• _Directive_:
Would you transcribe the listing that follows, character for character, and omit its images?

━━━━━ Records supplied ━━━━━

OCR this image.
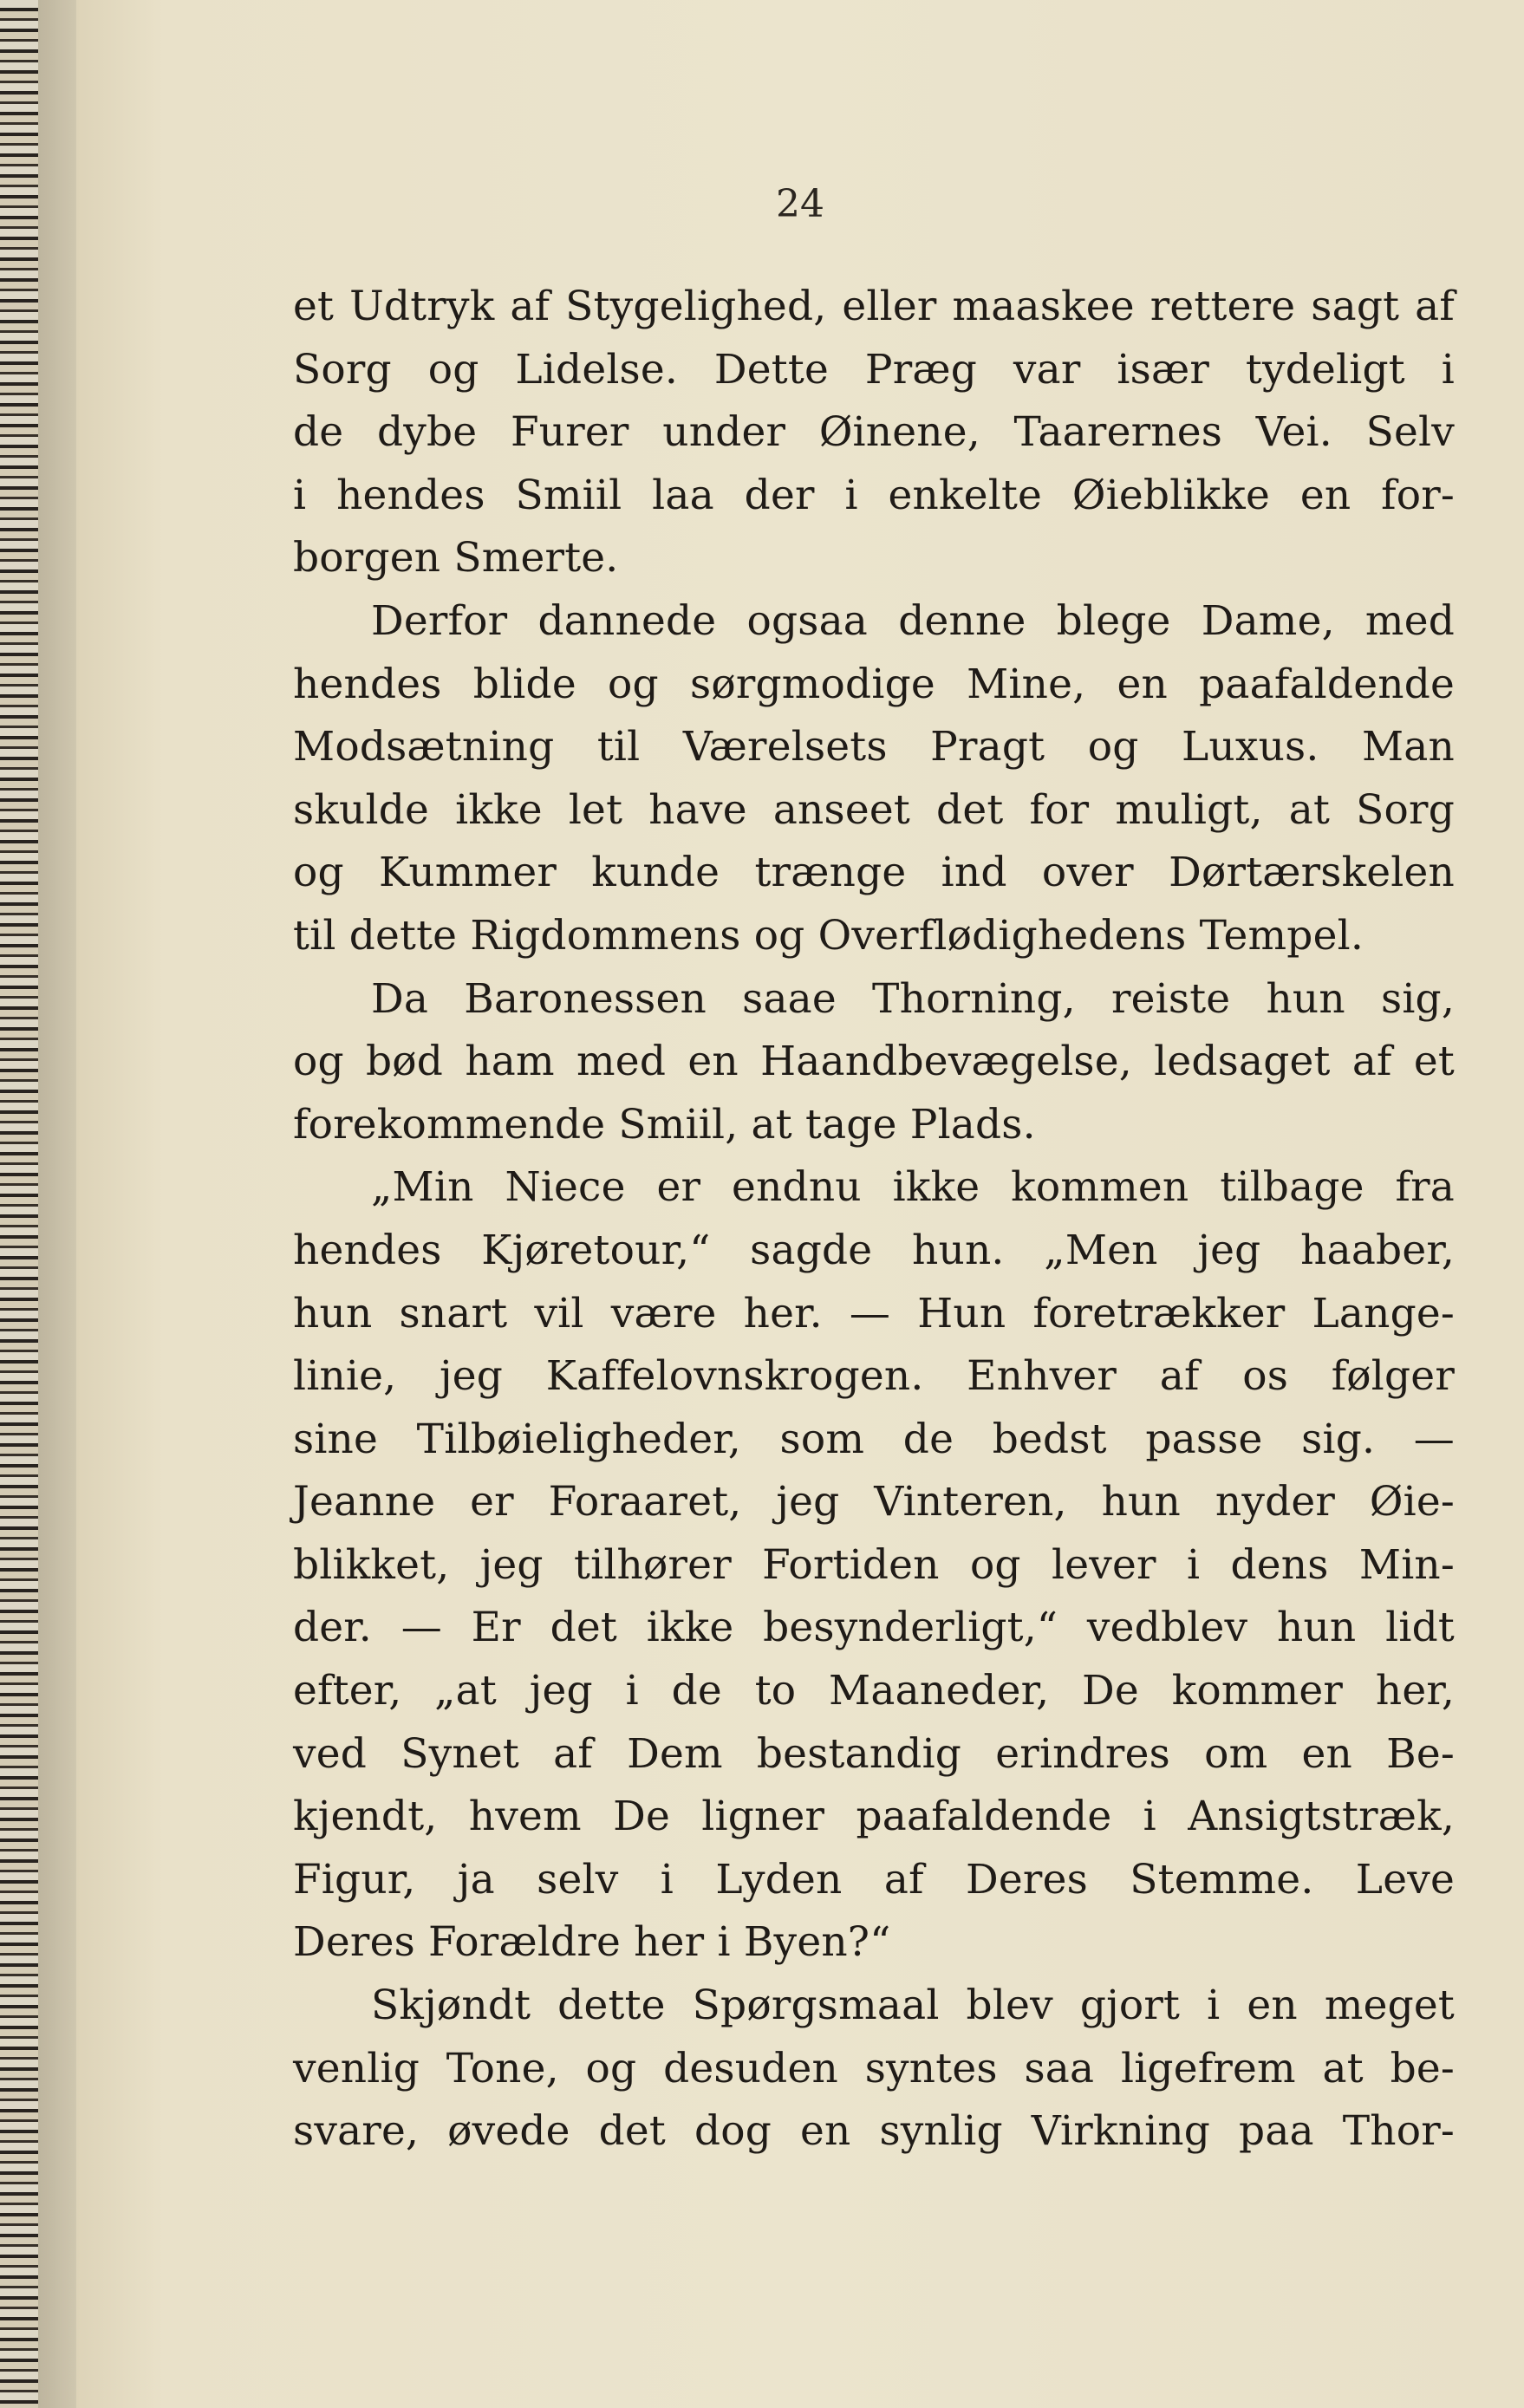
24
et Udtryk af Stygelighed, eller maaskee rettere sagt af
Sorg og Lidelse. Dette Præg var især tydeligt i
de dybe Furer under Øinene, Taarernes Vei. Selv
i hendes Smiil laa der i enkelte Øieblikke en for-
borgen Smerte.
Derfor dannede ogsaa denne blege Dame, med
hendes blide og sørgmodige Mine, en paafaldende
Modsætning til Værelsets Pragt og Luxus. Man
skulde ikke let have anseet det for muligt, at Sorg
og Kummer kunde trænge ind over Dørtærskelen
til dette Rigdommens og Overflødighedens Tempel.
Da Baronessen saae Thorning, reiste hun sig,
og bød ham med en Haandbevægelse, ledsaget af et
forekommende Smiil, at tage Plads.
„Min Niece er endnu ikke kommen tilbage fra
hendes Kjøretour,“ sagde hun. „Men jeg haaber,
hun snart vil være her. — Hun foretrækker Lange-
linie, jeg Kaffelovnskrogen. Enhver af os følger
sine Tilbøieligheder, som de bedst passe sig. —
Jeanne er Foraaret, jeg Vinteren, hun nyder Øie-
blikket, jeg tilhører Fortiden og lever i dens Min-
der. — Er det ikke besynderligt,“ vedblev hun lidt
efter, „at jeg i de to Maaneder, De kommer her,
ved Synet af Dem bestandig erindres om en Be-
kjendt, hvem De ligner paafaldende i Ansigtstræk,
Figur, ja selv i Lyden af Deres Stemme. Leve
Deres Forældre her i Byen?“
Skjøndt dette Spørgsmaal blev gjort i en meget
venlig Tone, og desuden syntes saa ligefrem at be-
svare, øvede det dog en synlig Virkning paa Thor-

━━━━━

• _The output_:
OCR this image.
24
et Udtryk af Stygelighed, eller maaskee rettere sagt af
Sorg og Lidelse. Dette Præg var især tydeligt i
de dybe Furer under Øinene, Taarernes Vei. Selv
i hendes Smiil laa der i enkelte Øieblikke en for-
borgen Smerte.
Derfor dannede ogsaa denne blege Dame, med
hendes blide og sørgmodige Mine, en paafaldende
Modsætning til Værelsets Pragt og Luxus. Man
skulde ikke let have anseet det for muligt, at Sorg
og Kummer kunde trænge ind over Dørtærskelen
til dette Rigdommens og Overflødighedens Tempel.
Da Baronessen saae Thorning, reiste hun sig,
og bød ham med en Haandbevægelse, ledsaget af et
forekommende Smiil, at tage Plads.
„Min Niece er endnu ikke kommen tilbage fra
hendes Kjøretour,“ sagde hun. „Men jeg haaber,
hun snart vil være her. — Hun foretrækker Lange-
linie, jeg Kaffelovnskrogen. Enhver af os følger
sine Tilbøieligheder, som de bedst passe sig. —
Jeanne er Foraaret, jeg Vinteren, hun nyder Øie-
blikket, jeg tilhører Fortiden og lever i dens Min-
der. — Er det ikke besynderligt,“ vedblev hun lidt
efter, „at jeg i de to Maaneder, De kommer her,
ved Synet af Dem bestandig erindres om en Be-
kjendt, hvem De ligner paafaldende i Ansigtstræk,
Figur, ja selv i Lyden af Deres Stemme. Leve
Deres Forældre her i Byen?“
Skjøndt dette Spørgsmaal blev gjort i en meget
venlig Tone, og desuden syntes saa ligefrem at be-
svare, øvede det dog en synlig Virkning paa Thor-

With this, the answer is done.